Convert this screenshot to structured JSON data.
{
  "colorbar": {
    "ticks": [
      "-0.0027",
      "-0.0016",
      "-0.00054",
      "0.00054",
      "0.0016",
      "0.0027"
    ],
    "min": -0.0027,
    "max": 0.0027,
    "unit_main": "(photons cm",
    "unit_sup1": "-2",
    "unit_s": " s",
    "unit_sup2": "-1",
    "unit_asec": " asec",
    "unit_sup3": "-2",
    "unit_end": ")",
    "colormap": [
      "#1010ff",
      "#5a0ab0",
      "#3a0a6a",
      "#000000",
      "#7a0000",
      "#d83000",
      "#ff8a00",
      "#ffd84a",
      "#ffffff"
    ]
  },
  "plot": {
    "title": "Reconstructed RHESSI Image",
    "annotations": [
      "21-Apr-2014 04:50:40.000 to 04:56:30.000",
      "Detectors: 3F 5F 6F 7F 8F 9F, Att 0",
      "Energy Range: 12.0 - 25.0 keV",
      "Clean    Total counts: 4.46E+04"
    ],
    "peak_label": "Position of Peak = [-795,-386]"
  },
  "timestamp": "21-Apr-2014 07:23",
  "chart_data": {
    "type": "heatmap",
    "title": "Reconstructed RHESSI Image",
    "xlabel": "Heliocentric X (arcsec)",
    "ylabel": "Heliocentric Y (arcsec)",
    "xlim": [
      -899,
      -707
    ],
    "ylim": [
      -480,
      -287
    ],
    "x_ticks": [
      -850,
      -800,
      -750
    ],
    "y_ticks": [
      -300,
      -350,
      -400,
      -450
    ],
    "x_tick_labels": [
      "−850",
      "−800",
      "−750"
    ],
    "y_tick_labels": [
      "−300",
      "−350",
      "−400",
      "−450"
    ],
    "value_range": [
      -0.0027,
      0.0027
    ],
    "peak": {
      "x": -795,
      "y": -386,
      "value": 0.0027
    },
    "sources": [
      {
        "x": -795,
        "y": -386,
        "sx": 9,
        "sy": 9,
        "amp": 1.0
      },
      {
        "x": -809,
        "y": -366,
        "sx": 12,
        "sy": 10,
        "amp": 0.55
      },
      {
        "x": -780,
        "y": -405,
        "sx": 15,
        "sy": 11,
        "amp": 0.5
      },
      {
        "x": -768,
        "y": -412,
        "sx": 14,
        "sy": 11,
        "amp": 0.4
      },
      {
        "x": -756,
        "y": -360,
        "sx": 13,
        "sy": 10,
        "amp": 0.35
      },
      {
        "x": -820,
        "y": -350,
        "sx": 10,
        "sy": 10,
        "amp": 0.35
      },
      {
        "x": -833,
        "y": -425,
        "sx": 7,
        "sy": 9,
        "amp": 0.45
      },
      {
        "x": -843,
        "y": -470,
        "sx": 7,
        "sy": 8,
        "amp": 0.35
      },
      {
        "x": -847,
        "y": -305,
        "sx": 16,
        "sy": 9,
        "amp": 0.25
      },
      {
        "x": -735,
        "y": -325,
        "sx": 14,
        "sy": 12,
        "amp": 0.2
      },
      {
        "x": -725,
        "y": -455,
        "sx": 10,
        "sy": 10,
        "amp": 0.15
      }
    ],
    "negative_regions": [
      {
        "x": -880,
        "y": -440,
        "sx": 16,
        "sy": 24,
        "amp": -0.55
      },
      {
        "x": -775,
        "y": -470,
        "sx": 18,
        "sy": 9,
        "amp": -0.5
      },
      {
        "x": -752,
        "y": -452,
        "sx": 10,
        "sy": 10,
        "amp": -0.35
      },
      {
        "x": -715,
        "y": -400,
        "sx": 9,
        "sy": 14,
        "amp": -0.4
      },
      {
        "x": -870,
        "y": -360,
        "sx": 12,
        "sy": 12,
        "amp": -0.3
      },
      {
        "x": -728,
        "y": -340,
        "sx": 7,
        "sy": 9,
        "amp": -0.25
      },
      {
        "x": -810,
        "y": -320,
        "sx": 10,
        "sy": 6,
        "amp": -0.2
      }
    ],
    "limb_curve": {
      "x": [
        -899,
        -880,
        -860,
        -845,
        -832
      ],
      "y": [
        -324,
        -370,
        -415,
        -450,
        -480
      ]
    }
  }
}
###
• Task to carry out: Hand back the material above in full, exactly as written.

• Exercise answer:
Convert this screenshot to structured JSON data.
{
  "colorbar": {
    "ticks": [
      "-0.0027",
      "-0.0016",
      "-0.00054",
      "0.00054",
      "0.0016",
      "0.0027"
    ],
    "min": -0.0027,
    "max": 0.0027,
    "unit_main": "(photons cm",
    "unit_sup1": "-2",
    "unit_s": " s",
    "unit_sup2": "-1",
    "unit_asec": " asec",
    "unit_sup3": "-2",
    "unit_end": ")",
    "colormap": [
      "#1010ff",
      "#5a0ab0",
      "#3a0a6a",
      "#000000",
      "#7a0000",
      "#d83000",
      "#ff8a00",
      "#ffd84a",
      "#ffffff"
    ]
  },
  "plot": {
    "title": "Reconstructed RHESSI Image",
    "annotations": [
      "21-Apr-2014 04:50:40.000 to 04:56:30.000",
      "Detectors: 3F 5F 6F 7F 8F 9F, Att 0",
      "Energy Range: 12.0 - 25.0 keV",
      "Clean    Total counts: 4.46E+04"
    ],
    "peak_label": "Position of Peak = [-795,-386]"
  },
  "timestamp": "21-Apr-2014 07:23",
  "chart_data": {
    "type": "heatmap",
    "title": "Reconstructed RHESSI Image",
    "xlabel": "Heliocentric X (arcsec)",
    "ylabel": "Heliocentric Y (arcsec)",
    "xlim": [
      -899,
      -707
    ],
    "ylim": [
      -480,
      -287
    ],
    "x_ticks": [
      -850,
      -800,
      -750
    ],
    "y_ticks": [
      -300,
      -350,
      -400,
      -450
    ],
    "x_tick_labels": [
      "−850",
      "−800",
      "−750"
    ],
    "y_tick_labels": [
      "−300",
      "−350",
      "−400",
      "−450"
    ],
    "value_range": [
      -0.0027,
      0.0027
    ],
    "peak": {
      "x": -795,
      "y": -386,
      "value": 0.0027
    },
    "sources": [
      {
        "x": -795,
        "y": -386,
        "sx": 9,
        "sy": 9,
        "amp": 1.0
      },
      {
        "x": -809,
        "y": -366,
        "sx": 12,
        "sy": 10,
        "amp": 0.55
      },
      {
        "x": -780,
        "y": -405,
        "sx": 15,
        "sy": 11,
        "amp": 0.5
      },
      {
        "x": -768,
        "y": -412,
        "sx": 14,
        "sy": 11,
        "amp": 0.4
      },
      {
        "x": -756,
        "y": -360,
        "sx": 13,
        "sy": 10,
        "amp": 0.35
      },
      {
        "x": -820,
        "y": -350,
        "sx": 10,
        "sy": 10,
        "amp": 0.35
      },
      {
        "x": -833,
        "y": -425,
        "sx": 7,
        "sy": 9,
        "amp": 0.45
      },
      {
        "x": -843,
        "y": -470,
        "sx": 7,
        "sy": 8,
        "amp": 0.35
      },
      {
        "x": -847,
        "y": -305,
        "sx": 16,
        "sy": 9,
        "amp": 0.25
      },
      {
        "x": -735,
        "y": -325,
        "sx": 14,
        "sy": 12,
        "amp": 0.2
      },
      {
        "x": -725,
        "y": -455,
        "sx": 10,
        "sy": 10,
        "amp": 0.15
      }
    ],
    "negative_regions": [
      {
        "x": -880,
        "y": -440,
        "sx": 16,
        "sy": 24,
        "amp": -0.55
      },
      {
        "x": -775,
        "y": -470,
        "sx": 18,
        "sy": 9,
        "amp": -0.5
      },
      {
        "x": -752,
        "y": -452,
        "sx": 10,
        "sy": 10,
        "amp": -0.35
      },
      {
        "x": -715,
        "y": -400,
        "sx": 9,
        "sy": 14,
        "amp": -0.4
      },
      {
        "x": -870,
        "y": -360,
        "sx": 12,
        "sy": 12,
        "amp": -0.3
      },
      {
        "x": -728,
        "y": -340,
        "sx": 7,
        "sy": 9,
        "amp": -0.25
      },
      {
        "x": -810,
        "y": -320,
        "sx": 10,
        "sy": 6,
        "amp": -0.2
      }
    ],
    "limb_curve": {
      "x": [
        -899,
        -880,
        -860,
        -845,
        -832
      ],
      "y": [
        -324,
        -370,
        -415,
        -450,
        -480
      ]
    }
  }
}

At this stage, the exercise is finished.